Records about charts and figures:
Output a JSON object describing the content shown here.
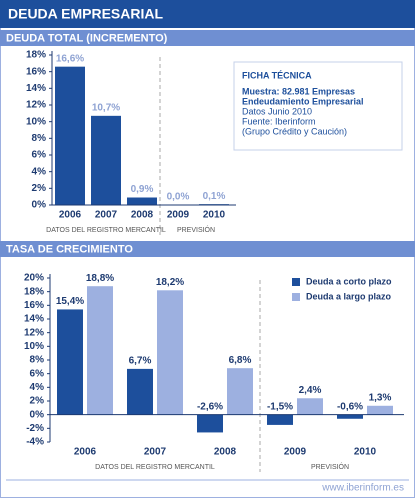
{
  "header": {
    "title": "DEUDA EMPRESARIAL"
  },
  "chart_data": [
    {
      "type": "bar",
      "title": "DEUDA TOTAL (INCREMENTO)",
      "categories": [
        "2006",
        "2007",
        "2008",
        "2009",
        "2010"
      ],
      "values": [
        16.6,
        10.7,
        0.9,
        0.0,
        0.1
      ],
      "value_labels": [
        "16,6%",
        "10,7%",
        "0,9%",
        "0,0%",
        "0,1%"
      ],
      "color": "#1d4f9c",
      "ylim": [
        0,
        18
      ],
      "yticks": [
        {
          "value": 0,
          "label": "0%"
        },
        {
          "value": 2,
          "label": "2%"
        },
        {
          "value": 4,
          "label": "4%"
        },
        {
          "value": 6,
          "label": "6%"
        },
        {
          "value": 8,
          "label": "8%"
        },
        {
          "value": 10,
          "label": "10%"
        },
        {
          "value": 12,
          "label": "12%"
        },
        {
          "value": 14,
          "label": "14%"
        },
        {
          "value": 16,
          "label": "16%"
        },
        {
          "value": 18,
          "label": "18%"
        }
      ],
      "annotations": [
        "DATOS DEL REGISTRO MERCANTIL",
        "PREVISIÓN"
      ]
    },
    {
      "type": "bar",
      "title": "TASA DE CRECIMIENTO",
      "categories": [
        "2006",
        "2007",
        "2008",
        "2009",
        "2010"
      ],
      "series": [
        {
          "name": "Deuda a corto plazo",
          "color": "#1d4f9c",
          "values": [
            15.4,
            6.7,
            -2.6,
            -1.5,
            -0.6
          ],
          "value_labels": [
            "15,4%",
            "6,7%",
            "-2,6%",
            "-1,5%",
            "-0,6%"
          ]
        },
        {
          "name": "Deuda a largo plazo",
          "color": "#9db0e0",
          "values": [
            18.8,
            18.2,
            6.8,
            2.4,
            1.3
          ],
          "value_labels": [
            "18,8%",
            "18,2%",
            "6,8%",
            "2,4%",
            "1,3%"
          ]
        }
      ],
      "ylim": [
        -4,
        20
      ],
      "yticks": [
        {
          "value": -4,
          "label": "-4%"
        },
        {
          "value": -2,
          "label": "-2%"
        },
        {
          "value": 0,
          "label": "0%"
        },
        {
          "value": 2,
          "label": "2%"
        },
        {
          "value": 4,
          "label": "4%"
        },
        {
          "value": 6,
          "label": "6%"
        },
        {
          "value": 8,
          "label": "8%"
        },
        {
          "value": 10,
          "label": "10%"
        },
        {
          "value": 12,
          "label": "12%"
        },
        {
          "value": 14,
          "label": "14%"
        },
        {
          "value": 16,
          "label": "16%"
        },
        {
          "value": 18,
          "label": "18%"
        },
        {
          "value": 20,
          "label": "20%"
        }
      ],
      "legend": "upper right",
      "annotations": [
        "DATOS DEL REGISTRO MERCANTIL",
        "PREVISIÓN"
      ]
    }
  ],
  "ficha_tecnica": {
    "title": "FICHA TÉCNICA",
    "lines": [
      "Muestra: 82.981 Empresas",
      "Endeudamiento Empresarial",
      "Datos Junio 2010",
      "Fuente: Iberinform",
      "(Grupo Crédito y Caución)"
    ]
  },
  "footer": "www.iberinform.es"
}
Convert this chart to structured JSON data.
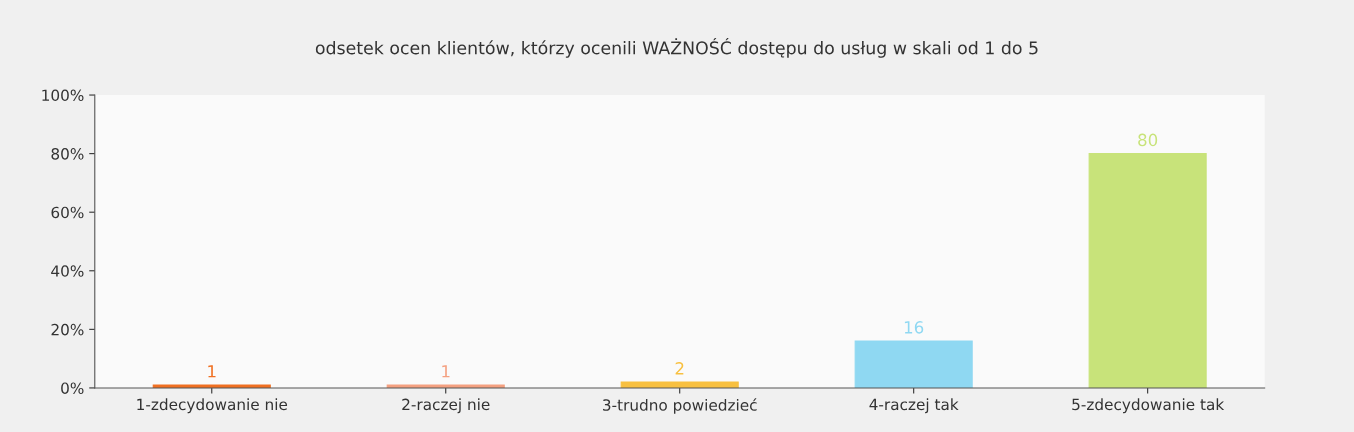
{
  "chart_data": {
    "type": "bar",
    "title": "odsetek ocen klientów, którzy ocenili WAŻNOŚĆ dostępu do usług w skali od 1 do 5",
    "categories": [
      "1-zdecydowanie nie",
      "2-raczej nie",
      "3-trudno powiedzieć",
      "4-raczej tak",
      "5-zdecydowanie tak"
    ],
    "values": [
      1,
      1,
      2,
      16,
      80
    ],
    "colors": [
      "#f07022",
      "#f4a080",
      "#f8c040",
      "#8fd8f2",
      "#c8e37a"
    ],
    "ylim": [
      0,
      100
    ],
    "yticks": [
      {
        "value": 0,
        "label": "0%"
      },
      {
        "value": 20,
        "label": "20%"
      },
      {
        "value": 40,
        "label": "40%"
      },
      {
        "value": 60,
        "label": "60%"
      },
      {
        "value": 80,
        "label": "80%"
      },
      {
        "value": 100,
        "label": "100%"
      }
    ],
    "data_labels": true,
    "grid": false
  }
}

WORK TO COMPLETE:
Search the listing for the word "zdecydowanie". Copy every line in which it occurs.

RESPONSE:
      "1-zdecydowanie nie",
      "5-zdecydowanie tak"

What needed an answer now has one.